**What the task requires:** Set down, word for word, the stretch of lines from the one containing "Extract the structured" to the end of the records below.

══════════════════════════════

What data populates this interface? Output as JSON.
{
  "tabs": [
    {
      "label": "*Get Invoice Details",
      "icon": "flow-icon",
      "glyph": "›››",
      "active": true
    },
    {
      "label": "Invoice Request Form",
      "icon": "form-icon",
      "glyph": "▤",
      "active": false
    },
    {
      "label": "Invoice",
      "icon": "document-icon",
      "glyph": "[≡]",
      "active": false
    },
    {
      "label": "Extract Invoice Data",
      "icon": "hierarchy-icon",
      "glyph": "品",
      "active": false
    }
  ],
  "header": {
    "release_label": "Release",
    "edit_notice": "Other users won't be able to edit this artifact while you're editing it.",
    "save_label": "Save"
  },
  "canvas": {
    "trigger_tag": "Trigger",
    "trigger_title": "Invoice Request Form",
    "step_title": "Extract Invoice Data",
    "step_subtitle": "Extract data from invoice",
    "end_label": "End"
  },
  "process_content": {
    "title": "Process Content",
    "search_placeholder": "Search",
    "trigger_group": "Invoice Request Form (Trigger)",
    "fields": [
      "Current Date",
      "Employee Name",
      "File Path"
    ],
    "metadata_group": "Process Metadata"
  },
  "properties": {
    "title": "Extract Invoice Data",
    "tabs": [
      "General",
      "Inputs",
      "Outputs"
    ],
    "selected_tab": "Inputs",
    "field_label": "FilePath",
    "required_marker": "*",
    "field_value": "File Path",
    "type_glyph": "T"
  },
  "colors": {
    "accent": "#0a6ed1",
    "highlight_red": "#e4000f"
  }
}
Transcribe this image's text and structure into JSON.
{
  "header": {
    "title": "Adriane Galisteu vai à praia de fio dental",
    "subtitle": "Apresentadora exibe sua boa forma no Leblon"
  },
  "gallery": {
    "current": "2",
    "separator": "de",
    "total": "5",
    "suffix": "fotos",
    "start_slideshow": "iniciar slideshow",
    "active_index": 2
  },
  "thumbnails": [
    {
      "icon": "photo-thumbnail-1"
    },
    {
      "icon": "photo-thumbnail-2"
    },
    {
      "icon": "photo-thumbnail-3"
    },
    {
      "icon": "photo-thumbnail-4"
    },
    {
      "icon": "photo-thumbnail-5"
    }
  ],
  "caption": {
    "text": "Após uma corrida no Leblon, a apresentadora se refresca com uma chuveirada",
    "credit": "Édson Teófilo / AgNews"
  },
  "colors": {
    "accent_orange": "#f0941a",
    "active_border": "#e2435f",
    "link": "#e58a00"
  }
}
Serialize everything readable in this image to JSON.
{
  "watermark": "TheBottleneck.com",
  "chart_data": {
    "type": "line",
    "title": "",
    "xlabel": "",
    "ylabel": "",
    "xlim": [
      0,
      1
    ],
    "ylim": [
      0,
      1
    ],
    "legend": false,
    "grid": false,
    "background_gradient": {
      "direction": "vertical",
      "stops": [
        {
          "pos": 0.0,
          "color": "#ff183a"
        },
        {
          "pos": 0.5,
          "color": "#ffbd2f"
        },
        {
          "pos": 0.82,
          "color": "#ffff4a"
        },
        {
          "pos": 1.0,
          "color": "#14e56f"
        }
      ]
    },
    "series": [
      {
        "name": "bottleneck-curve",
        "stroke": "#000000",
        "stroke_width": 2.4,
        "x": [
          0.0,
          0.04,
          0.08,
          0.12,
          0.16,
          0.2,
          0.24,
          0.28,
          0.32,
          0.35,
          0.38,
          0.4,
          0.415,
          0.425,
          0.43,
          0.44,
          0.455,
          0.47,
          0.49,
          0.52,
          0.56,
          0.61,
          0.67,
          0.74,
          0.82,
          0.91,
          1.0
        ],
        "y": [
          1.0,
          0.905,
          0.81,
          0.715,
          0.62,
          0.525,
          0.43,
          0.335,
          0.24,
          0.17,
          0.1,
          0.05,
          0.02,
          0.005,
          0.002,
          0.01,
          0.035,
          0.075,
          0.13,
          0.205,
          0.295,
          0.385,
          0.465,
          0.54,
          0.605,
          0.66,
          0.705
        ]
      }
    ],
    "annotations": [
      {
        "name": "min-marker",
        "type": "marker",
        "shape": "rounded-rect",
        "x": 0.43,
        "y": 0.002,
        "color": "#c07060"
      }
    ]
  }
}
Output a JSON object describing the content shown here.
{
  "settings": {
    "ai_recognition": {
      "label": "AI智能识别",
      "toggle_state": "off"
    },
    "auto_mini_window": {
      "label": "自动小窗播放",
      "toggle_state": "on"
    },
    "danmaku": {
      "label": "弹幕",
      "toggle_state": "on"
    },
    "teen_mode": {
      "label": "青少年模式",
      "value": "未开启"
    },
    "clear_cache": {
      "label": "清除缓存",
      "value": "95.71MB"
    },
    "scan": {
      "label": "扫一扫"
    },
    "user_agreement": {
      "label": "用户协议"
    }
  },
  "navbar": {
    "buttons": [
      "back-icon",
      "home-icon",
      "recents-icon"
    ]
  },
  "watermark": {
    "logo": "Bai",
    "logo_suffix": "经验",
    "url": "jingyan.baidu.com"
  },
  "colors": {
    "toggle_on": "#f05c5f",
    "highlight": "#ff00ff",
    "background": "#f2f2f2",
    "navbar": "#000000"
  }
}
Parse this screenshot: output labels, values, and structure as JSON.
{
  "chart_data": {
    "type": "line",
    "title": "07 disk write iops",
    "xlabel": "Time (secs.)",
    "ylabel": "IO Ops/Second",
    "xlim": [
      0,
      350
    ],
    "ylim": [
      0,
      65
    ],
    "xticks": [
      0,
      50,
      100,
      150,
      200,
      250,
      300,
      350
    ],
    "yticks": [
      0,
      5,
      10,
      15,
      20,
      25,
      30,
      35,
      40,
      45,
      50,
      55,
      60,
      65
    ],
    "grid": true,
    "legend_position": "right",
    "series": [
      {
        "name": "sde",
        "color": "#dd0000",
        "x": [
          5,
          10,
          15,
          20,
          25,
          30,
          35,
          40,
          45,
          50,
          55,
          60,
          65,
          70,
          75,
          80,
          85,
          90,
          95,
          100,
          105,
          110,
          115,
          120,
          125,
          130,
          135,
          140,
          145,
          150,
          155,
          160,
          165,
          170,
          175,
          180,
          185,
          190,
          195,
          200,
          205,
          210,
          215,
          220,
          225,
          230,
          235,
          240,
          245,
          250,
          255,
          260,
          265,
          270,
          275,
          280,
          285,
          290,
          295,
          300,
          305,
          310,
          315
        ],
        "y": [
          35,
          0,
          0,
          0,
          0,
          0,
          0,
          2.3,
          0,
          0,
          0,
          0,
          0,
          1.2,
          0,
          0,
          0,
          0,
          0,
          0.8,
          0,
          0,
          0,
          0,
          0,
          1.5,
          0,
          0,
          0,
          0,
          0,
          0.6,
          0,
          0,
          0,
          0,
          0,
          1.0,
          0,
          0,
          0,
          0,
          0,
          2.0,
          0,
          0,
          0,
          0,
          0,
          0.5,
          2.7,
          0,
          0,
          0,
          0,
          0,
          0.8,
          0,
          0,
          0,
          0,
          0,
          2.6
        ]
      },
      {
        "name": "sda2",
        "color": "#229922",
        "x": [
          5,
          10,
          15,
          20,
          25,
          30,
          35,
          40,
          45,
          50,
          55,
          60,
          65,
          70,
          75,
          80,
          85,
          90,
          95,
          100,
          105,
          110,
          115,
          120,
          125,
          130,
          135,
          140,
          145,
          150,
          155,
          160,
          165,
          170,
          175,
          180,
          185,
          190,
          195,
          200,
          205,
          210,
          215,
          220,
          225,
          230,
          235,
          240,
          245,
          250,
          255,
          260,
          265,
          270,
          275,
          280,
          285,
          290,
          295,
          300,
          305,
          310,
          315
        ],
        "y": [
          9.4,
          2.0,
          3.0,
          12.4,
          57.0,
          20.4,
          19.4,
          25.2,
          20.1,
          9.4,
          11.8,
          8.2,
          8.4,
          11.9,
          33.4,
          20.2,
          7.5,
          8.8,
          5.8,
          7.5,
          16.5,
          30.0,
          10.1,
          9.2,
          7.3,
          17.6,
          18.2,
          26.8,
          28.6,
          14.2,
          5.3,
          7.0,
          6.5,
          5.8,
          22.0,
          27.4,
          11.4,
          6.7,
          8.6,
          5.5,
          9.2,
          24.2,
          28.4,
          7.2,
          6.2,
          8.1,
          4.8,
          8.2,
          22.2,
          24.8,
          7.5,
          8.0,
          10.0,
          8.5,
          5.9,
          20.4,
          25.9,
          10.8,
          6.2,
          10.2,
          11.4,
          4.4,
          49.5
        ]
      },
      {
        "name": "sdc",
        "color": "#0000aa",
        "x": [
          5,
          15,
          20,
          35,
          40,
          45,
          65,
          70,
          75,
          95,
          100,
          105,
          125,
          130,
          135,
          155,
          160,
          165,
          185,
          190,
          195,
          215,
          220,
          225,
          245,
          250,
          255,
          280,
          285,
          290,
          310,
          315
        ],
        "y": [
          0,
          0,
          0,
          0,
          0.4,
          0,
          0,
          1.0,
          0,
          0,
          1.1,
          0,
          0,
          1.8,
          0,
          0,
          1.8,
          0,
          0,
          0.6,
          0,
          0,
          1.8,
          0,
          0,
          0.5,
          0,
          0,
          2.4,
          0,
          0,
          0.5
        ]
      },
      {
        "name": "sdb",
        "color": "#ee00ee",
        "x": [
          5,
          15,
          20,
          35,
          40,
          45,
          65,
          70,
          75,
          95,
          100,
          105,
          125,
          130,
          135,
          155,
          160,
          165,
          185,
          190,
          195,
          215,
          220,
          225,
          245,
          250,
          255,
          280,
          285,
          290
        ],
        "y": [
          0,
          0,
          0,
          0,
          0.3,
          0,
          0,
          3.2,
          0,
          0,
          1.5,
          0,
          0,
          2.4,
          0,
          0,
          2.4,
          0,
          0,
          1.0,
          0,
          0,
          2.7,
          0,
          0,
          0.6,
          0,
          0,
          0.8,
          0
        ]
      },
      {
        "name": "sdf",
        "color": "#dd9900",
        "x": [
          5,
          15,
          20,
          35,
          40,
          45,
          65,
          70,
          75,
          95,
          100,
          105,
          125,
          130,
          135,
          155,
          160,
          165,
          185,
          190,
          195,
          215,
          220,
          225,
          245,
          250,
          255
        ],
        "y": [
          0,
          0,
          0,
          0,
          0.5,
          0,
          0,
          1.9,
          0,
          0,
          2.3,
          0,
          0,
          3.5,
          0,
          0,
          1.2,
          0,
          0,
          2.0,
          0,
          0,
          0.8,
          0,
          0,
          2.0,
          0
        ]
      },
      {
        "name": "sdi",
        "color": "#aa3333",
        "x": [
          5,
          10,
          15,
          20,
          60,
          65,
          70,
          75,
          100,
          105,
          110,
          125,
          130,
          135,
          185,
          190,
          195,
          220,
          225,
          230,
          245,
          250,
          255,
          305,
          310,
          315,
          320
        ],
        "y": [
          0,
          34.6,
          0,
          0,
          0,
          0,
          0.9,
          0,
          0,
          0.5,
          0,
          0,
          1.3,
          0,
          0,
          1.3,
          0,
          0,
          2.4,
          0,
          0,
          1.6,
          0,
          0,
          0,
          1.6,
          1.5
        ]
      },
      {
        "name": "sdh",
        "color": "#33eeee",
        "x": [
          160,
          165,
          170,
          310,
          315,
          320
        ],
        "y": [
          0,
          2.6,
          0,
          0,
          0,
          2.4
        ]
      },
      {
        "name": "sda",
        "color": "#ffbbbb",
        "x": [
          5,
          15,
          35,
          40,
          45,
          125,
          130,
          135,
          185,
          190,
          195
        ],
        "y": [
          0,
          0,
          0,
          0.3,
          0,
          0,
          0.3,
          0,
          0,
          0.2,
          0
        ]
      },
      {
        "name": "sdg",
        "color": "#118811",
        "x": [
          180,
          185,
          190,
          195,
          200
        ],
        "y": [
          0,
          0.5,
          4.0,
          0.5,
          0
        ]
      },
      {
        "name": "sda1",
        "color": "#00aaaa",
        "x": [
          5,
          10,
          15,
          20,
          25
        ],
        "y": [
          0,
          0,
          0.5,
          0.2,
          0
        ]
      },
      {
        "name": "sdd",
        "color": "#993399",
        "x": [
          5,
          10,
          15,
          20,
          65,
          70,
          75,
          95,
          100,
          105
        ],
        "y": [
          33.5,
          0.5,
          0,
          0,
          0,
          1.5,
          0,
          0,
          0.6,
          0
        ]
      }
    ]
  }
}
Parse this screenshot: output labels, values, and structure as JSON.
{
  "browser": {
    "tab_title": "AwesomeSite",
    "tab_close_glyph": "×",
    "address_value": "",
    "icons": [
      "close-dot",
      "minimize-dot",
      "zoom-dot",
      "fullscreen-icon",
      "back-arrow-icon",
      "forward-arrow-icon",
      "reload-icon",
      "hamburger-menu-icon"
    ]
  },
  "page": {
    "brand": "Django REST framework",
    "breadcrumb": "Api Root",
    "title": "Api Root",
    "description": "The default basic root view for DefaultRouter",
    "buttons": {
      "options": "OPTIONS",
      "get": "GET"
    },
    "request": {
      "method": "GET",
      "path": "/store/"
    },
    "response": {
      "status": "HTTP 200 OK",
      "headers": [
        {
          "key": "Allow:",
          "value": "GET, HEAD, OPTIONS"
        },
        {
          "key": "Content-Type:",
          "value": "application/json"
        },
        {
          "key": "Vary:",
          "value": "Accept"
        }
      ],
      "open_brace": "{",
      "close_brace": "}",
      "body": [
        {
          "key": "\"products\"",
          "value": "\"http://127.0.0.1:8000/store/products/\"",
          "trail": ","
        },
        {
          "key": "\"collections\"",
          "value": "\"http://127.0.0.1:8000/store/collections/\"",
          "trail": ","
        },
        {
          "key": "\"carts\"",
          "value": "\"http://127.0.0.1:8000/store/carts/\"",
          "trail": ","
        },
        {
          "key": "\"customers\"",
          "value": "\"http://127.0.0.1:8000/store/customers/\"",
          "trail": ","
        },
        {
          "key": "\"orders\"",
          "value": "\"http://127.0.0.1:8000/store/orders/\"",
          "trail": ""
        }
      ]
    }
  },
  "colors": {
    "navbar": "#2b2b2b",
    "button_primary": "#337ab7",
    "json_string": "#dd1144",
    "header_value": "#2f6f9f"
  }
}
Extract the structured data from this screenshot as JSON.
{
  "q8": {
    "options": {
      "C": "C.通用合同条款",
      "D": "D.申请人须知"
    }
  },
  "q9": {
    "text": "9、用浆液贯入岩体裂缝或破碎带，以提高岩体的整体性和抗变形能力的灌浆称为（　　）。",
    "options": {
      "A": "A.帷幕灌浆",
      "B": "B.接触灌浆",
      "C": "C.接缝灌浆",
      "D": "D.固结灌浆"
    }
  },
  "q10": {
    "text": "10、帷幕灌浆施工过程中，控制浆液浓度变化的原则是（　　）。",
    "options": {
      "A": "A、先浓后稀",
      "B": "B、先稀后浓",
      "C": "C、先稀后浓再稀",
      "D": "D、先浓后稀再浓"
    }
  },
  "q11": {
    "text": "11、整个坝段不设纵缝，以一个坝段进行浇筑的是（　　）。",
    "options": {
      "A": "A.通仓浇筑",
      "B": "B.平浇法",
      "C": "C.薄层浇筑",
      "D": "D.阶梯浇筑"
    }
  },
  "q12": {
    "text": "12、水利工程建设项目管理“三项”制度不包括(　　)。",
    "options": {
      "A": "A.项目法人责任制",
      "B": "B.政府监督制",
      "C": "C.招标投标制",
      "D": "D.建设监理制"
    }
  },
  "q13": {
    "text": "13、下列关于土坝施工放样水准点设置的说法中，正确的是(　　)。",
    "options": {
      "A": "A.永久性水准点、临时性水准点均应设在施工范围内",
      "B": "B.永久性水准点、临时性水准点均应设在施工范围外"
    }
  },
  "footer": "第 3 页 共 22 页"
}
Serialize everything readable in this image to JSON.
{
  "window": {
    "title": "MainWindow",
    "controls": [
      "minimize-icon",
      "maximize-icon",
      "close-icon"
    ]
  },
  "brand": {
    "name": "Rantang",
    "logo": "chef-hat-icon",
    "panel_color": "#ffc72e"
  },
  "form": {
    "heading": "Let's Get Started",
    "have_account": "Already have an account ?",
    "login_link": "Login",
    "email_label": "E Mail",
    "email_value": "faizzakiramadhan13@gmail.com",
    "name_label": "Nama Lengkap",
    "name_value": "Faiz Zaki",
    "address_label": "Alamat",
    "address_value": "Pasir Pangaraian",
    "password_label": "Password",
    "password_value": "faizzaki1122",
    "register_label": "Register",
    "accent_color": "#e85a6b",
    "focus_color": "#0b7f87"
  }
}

══════════════════════════════

**Worked answer:**
Extract the structured data from this screenshot as JSON.
{
  "q8": {
    "options": {
      "C": "C.通用合同条款",
      "D": "D.申请人须知"
    }
  },
  "q9": {
    "text": "9、用浆液贯入岩体裂缝或破碎带，以提高岩体的整体性和抗变形能力的灌浆称为（　　）。",
    "options": {
      "A": "A.帷幕灌浆",
      "B": "B.接触灌浆",
      "C": "C.接缝灌浆",
      "D": "D.固结灌浆"
    }
  },
  "q10": {
    "text": "10、帷幕灌浆施工过程中，控制浆液浓度变化的原则是（　　）。",
    "options": {
      "A": "A、先浓后稀",
      "B": "B、先稀后浓",
      "C": "C、先稀后浓再稀",
      "D": "D、先浓后稀再浓"
    }
  },
  "q11": {
    "text": "11、整个坝段不设纵缝，以一个坝段进行浇筑的是（　　）。",
    "options": {
      "A": "A.通仓浇筑",
      "B": "B.平浇法",
      "C": "C.薄层浇筑",
      "D": "D.阶梯浇筑"
    }
  },
  "q12": {
    "text": "12、水利工程建设项目管理“三项”制度不包括(　　)。",
    "options": {
      "A": "A.项目法人责任制",
      "B": "B.政府监督制",
      "C": "C.招标投标制",
      "D": "D.建设监理制"
    }
  },
  "q13": {
    "text": "13、下列关于土坝施工放样水准点设置的说法中，正确的是(　　)。",
    "options": {
      "A": "A.永久性水准点、临时性水准点均应设在施工范围内",
      "B": "B.永久性水准点、临时性水准点均应设在施工范围外"
    }
  },
  "footer": "第 3 页 共 22 页"
}
Serialize everything readable in this image to JSON.
{
  "window": {
    "title": "MainWindow",
    "controls": [
      "minimize-icon",
      "maximize-icon",
      "close-icon"
    ]
  },
  "brand": {
    "name": "Rantang",
    "logo": "chef-hat-icon",
    "panel_color": "#ffc72e"
  },
  "form": {
    "heading": "Let's Get Started",
    "have_account": "Already have an account ?",
    "login_link": "Login",
    "email_label": "E Mail",
    "email_value": "faizzakiramadhan13@gmail.com",
    "name_label": "Nama Lengkap",
    "name_value": "Faiz Zaki",
    "address_label": "Alamat",
    "address_value": "Pasir Pangaraian",
    "password_label": "Password",
    "password_value": "faizzaki1122",
    "register_label": "Register",
    "accent_color": "#e85a6b",
    "focus_color": "#0b7f87"
  }
}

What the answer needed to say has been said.